• [Dataset rows]:
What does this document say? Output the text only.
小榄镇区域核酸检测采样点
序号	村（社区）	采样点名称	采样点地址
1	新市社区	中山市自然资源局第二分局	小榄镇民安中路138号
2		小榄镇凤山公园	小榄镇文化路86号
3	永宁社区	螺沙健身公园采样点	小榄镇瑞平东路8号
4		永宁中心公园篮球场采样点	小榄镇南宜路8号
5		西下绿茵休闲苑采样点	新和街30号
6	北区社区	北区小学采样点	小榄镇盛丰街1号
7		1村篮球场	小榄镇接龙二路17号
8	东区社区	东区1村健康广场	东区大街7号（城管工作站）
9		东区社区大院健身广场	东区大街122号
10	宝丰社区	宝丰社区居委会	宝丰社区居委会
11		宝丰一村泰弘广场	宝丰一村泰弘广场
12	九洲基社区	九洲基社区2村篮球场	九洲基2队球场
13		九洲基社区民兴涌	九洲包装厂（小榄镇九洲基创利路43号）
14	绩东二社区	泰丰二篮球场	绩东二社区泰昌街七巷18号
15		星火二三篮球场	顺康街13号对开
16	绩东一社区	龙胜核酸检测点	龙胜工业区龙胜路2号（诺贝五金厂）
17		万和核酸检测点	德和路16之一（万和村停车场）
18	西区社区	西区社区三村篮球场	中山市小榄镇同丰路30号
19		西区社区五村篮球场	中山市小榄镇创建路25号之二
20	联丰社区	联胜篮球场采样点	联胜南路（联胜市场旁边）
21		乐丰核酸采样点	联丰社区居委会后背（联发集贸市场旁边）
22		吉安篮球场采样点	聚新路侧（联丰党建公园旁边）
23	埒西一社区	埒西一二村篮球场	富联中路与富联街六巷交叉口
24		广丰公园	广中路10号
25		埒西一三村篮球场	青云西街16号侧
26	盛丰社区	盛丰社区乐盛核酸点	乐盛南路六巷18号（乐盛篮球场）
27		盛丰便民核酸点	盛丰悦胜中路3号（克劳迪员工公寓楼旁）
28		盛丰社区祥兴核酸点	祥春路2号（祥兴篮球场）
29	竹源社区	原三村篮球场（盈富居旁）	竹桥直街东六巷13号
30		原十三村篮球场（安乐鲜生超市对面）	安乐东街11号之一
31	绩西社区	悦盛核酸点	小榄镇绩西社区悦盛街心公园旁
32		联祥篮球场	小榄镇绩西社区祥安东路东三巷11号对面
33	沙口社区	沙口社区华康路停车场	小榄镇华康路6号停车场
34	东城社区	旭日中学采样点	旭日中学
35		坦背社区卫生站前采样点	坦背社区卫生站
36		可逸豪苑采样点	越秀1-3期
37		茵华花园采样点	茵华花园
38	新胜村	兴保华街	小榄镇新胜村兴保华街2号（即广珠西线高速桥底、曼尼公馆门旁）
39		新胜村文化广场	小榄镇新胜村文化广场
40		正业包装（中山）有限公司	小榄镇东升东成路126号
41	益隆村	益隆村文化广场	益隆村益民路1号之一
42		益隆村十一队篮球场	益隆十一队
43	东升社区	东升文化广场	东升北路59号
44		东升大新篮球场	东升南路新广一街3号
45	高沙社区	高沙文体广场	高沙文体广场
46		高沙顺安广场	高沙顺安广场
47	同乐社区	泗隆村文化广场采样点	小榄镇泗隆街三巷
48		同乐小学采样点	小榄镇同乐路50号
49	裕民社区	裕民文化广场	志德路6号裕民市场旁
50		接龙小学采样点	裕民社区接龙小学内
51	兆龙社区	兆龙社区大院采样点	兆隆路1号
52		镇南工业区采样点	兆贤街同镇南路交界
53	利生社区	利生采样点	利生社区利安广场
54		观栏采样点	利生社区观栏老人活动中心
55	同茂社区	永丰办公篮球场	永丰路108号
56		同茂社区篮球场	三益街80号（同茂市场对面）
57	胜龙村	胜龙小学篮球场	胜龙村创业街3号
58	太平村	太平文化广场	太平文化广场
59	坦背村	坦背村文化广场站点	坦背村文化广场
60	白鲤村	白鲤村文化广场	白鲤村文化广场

• [What you should do]:
Send back all of the entries exactly, with nothing missing.

• [The response]:
What does this document say? Output the text only.
小榄镇区域核酸检测采样点
序号	村（社区）	采样点名称	采样点地址
1	新市社区	中山市自然资源局第二分局	小榄镇民安中路138号
2		小榄镇凤山公园	小榄镇文化路86号
3	永宁社区	螺沙健身公园采样点	小榄镇瑞平东路8号
4		永宁中心公园篮球场采样点	小榄镇南宜路8号
5		西下绿茵休闲苑采样点	新和街30号
6	北区社区	北区小学采样点	小榄镇盛丰街1号
7		1村篮球场	小榄镇接龙二路17号
8	东区社区	东区1村健康广场	东区大街7号（城管工作站）
9		东区社区大院健身广场	东区大街122号
10	宝丰社区	宝丰社区居委会	宝丰社区居委会
11		宝丰一村泰弘广场	宝丰一村泰弘广场
12	九洲基社区	九洲基社区2村篮球场	九洲基2队球场
13		九洲基社区民兴涌	九洲包装厂（小榄镇九洲基创利路43号）
14	绩东二社区	泰丰二篮球场	绩东二社区泰昌街七巷18号
15		星火二三篮球场	顺康街13号对开
16	绩东一社区	龙胜核酸检测点	龙胜工业区龙胜路2号（诺贝五金厂）
17		万和核酸检测点	德和路16之一（万和村停车场）
18	西区社区	西区社区三村篮球场	中山市小榄镇同丰路30号
19		西区社区五村篮球场	中山市小榄镇创建路25号之二
20	联丰社区	联胜篮球场采样点	联胜南路（联胜市场旁边）
21		乐丰核酸采样点	联丰社区居委会后背（联发集贸市场旁边）
22		吉安篮球场采样点	聚新路侧（联丰党建公园旁边）
23	埒西一社区	埒西一二村篮球场	富联中路与富联街六巷交叉口
24		广丰公园	广中路10号
25		埒西一三村篮球场	青云西街16号侧
26	盛丰社区	盛丰社区乐盛核酸点	乐盛南路六巷18号（乐盛篮球场）
27		盛丰便民核酸点	盛丰悦胜中路3号（克劳迪员工公寓楼旁）
28		盛丰社区祥兴核酸点	祥春路2号（祥兴篮球场）
29	竹源社区	原三村篮球场（盈富居旁）	竹桥直街东六巷13号
30		原十三村篮球场（安乐鲜生超市对面）	安乐东街11号之一
31	绩西社区	悦盛核酸点	小榄镇绩西社区悦盛街心公园旁
32		联祥篮球场	小榄镇绩西社区祥安东路东三巷11号对面
33	沙口社区	沙口社区华康路停车场	小榄镇华康路6号停车场
34	东城社区	旭日中学采样点	旭日中学
35		坦背社区卫生站前采样点	坦背社区卫生站
36		可逸豪苑采样点	越秀1-3期
37		茵华花园采样点	茵华花园
38	新胜村	兴保华街	小榄镇新胜村兴保华街2号（即广珠西线高速桥底、曼尼公馆门旁）
39		新胜村文化广场	小榄镇新胜村文化广场
40		正业包装（中山）有限公司	小榄镇东升东成路126号
41	益隆村	益隆村文化广场	益隆村益民路1号之一
42		益隆村十一队篮球场	益隆十一队
43	东升社区	东升文化广场	东升北路59号
44		东升大新篮球场	东升南路新广一街3号
45	高沙社区	高沙文体广场	高沙文体广场
46		高沙顺安广场	高沙顺安广场
47	同乐社区	泗隆村文化广场采样点	小榄镇泗隆街三巷
48		同乐小学采样点	小榄镇同乐路50号
49	裕民社区	裕民文化广场	志德路6号裕民市场旁
50		接龙小学采样点	裕民社区接龙小学内
51	兆龙社区	兆龙社区大院采样点	兆隆路1号
52		镇南工业区采样点	兆贤街同镇南路交界
53	利生社区	利生采样点	利生社区利安广场
54		观栏采样点	利生社区观栏老人活动中心
55	同茂社区	永丰办公篮球场	永丰路108号
56		同茂社区篮球场	三益街80号（同茂市场对面）
57	胜龙村	胜龙小学篮球场	胜龙村创业街3号
58	太平村	太平文化广场	太平文化广场
59	坦背村	坦背村文化广场站点	坦背村文化广场
60	白鲤村	白鲤村文化广场	白鲤村文化广场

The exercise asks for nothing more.